- _INSTRUCTIONS FOR THE TASK_
From the entries below, gather each line containing the word "кислотами".

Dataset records
________

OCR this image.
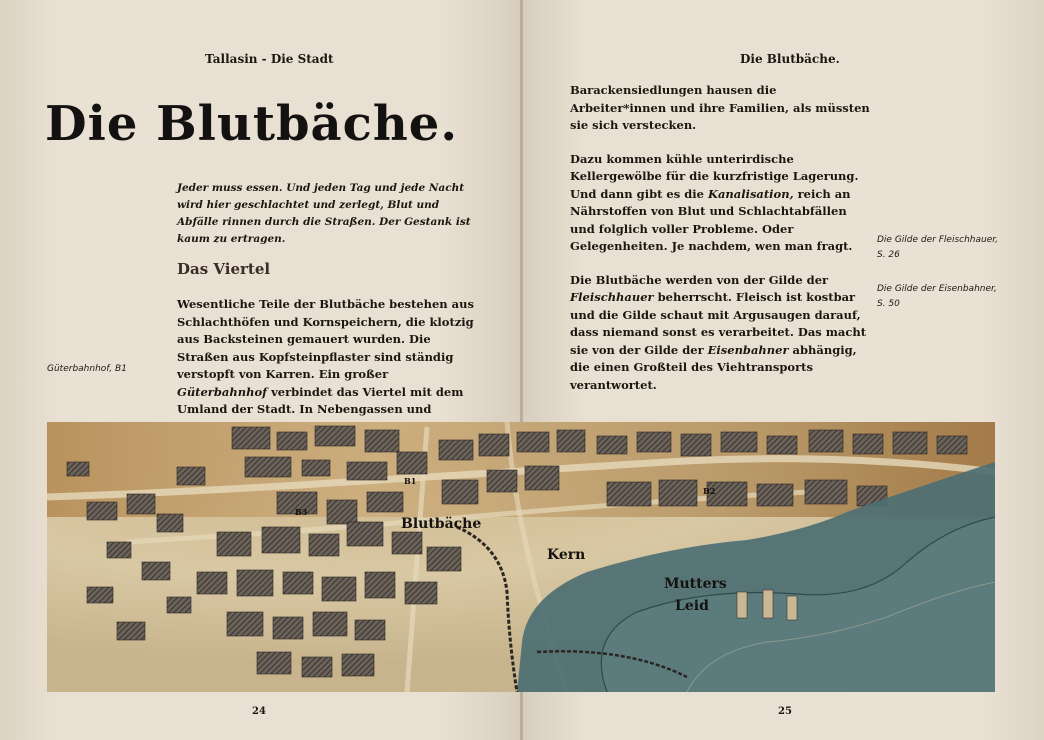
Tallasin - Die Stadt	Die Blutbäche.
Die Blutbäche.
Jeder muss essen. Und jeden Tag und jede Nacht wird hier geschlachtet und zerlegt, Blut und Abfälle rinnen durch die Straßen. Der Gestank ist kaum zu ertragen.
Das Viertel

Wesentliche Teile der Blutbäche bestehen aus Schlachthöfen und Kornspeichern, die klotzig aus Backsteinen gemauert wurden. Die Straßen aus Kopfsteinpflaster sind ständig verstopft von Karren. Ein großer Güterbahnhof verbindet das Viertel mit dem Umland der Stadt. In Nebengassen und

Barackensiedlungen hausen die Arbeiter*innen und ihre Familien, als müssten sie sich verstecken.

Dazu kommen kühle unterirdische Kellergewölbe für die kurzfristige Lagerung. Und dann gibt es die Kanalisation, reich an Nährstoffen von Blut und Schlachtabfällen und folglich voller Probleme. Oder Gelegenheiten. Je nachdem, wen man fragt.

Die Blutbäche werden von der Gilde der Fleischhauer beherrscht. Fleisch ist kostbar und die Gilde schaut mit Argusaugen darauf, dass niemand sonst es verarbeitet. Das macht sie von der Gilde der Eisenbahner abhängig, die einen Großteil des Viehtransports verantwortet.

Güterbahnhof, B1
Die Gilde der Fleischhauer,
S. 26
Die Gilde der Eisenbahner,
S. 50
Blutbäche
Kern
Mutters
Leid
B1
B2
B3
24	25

________

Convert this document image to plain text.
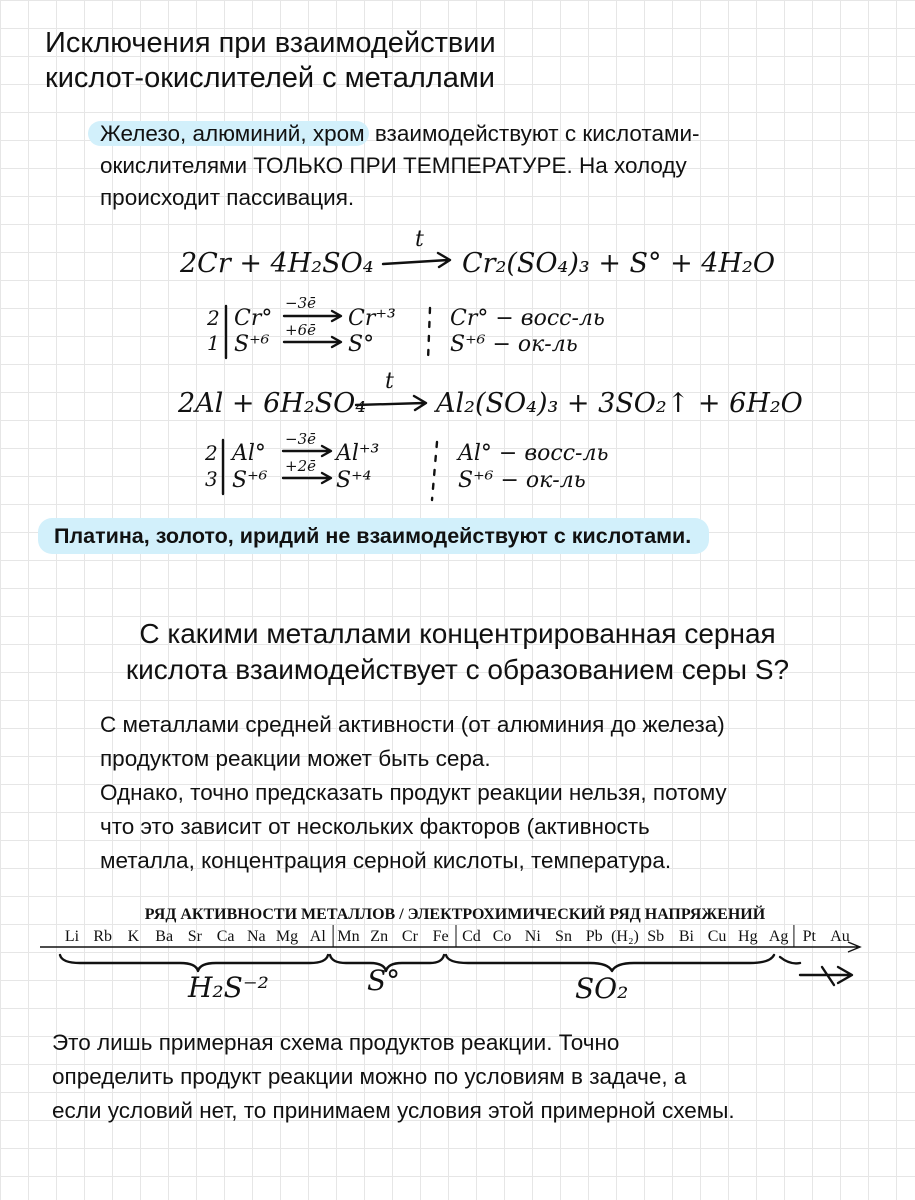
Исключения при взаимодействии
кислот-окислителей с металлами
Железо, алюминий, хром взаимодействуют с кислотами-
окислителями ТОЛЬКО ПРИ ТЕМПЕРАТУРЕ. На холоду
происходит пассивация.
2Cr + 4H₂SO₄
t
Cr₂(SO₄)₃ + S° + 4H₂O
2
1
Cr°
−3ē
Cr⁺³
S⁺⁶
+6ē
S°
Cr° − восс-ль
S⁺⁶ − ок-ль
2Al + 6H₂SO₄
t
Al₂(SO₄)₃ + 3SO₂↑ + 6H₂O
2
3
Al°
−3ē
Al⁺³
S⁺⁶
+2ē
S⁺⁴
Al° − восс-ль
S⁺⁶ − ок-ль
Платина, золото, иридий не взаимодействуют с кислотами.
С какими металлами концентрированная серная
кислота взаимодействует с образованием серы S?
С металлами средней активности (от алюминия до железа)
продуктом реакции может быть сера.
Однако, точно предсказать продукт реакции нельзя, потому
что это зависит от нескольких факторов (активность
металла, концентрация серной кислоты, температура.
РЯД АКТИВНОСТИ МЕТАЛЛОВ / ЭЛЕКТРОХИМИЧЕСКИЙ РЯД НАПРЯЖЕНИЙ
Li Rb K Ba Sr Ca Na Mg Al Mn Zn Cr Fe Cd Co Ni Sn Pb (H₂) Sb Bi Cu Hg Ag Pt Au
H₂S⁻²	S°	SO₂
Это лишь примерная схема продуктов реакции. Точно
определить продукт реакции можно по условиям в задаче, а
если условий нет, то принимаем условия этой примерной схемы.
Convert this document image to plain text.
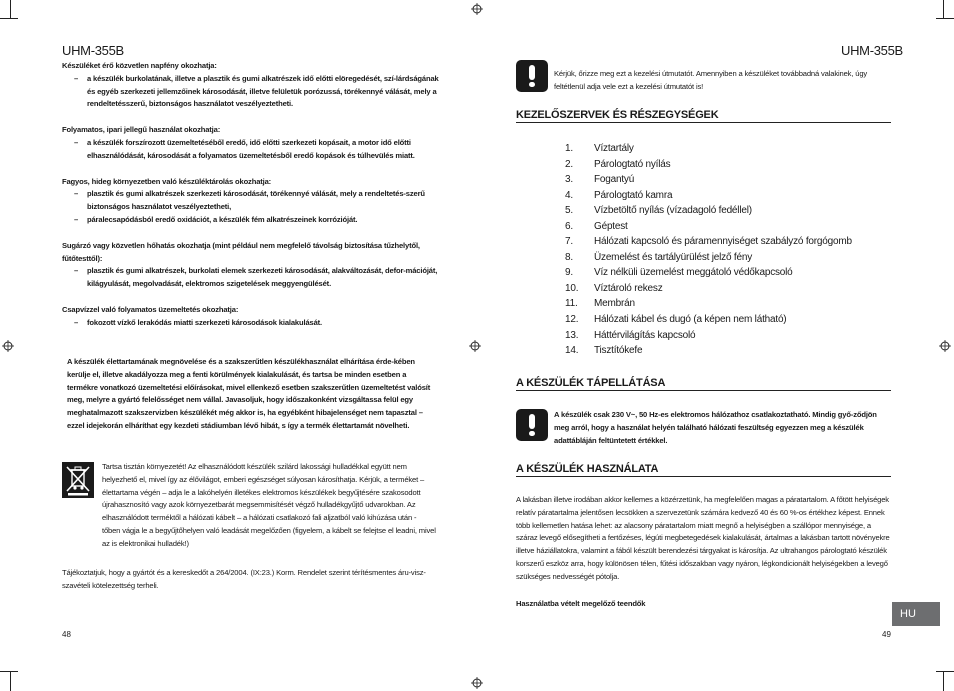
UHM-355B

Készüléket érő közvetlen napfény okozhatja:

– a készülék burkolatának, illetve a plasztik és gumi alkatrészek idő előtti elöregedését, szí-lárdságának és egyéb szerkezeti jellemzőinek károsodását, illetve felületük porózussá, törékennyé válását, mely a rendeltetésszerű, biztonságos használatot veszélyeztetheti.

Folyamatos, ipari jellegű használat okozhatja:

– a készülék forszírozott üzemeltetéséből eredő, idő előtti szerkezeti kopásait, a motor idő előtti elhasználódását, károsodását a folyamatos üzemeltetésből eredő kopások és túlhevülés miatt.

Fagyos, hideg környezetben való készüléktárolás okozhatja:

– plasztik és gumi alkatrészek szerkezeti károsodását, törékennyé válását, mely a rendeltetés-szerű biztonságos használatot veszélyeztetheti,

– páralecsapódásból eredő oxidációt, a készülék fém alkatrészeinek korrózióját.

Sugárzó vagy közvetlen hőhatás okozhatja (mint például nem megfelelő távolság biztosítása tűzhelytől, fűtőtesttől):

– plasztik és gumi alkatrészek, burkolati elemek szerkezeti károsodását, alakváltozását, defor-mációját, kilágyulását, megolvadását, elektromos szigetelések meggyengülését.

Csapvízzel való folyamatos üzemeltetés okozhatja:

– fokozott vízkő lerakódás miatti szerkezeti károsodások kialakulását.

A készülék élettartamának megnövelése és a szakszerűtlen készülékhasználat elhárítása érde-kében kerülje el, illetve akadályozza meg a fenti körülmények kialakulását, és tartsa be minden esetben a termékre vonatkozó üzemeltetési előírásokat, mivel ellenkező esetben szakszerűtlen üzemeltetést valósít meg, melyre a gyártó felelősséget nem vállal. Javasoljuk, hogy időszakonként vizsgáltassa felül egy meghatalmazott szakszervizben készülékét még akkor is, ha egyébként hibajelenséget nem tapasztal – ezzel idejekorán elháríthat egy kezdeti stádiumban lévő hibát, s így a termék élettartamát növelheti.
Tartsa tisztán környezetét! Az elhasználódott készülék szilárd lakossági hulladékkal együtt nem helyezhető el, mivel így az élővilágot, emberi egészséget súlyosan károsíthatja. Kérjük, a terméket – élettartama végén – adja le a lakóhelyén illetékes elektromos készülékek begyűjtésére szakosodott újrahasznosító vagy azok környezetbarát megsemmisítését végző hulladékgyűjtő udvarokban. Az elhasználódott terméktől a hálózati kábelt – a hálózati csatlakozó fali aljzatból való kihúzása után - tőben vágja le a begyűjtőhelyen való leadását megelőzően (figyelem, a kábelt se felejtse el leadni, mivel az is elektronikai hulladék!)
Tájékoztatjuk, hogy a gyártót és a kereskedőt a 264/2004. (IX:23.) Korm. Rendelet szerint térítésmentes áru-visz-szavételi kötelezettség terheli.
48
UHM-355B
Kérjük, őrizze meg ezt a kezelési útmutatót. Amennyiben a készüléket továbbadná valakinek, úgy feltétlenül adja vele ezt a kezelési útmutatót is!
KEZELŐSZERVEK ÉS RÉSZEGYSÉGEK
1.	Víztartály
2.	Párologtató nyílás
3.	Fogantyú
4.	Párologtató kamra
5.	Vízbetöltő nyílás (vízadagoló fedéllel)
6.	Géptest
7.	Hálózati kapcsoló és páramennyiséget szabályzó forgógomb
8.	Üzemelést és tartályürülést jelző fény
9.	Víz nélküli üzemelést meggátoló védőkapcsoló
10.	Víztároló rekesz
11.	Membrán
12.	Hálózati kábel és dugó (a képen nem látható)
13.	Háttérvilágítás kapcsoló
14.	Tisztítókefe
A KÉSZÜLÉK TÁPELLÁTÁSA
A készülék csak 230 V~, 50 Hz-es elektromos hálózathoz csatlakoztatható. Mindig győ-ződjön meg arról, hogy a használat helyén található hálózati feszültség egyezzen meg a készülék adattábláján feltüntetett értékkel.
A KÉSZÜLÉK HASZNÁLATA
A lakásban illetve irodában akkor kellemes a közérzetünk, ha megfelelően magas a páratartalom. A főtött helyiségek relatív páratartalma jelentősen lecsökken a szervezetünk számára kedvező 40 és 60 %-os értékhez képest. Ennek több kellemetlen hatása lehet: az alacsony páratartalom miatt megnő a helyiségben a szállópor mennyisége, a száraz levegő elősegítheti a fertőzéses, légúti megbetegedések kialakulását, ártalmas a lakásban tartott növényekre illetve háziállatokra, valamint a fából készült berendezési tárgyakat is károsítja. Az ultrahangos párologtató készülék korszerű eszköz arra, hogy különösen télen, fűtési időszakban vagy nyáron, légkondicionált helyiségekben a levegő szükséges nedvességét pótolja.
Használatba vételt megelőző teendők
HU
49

________

- _THE REPLY_
Железо, алюминий, хром взаимодействуют с кислотами-
Платина, золото, иридий не взаимодействуют с кислотами.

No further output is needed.